> [AIM OF THE EXERCISE] Write out all of the entries exactly as given.

+++ RECORDS

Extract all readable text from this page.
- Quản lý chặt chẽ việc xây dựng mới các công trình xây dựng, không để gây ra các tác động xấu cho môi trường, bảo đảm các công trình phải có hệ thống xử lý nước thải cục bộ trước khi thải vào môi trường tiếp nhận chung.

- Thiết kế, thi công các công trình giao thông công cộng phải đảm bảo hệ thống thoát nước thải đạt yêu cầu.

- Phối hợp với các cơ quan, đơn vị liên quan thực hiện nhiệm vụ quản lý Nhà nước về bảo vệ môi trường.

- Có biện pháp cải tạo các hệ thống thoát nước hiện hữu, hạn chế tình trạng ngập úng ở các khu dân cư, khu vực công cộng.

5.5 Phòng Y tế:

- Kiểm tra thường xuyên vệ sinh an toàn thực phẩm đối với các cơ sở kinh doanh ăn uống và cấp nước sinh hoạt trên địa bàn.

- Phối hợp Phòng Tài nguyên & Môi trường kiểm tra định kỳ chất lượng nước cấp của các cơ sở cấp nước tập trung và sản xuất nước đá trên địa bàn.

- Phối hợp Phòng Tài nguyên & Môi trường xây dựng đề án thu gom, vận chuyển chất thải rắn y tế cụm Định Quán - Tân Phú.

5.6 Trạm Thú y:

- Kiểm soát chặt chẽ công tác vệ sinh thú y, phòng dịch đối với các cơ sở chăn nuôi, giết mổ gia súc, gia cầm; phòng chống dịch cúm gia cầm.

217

++++++

> [EXERCISE ANSWER]
Extract all readable text from this page.
- Quản lý chặt chẽ việc xây dựng mới các công trình xây dựng, không để gây ra các tác động xấu cho môi trường, bảo đảm các công trình phải có hệ thống xử lý nước thải cục bộ trước khi thải vào môi trường tiếp nhận chung.

- Thiết kế, thi công các công trình giao thông công cộng phải đảm bảo hệ thống thoát nước thải đạt yêu cầu.

- Phối hợp với các cơ quan, đơn vị liên quan thực hiện nhiệm vụ quản lý Nhà nước về bảo vệ môi trường.

- Có biện pháp cải tạo các hệ thống thoát nước hiện hữu, hạn chế tình trạng ngập úng ở các khu dân cư, khu vực công cộng.

5.5 Phòng Y tế:

- Kiểm tra thường xuyên vệ sinh an toàn thực phẩm đối với các cơ sở kinh doanh ăn uống và cấp nước sinh hoạt trên địa bàn.

- Phối hợp Phòng Tài nguyên & Môi trường kiểm tra định kỳ chất lượng nước cấp của các cơ sở cấp nước tập trung và sản xuất nước đá trên địa bàn.

- Phối hợp Phòng Tài nguyên & Môi trường xây dựng đề án thu gom, vận chuyển chất thải rắn y tế cụm Định Quán - Tân Phú.

5.6 Trạm Thú y:

- Kiểm soát chặt chẽ công tác vệ sinh thú y, phòng dịch đối với các cơ sở chăn nuôi, giết mổ gia súc, gia cầm; phòng chống dịch cúm gia cầm.

217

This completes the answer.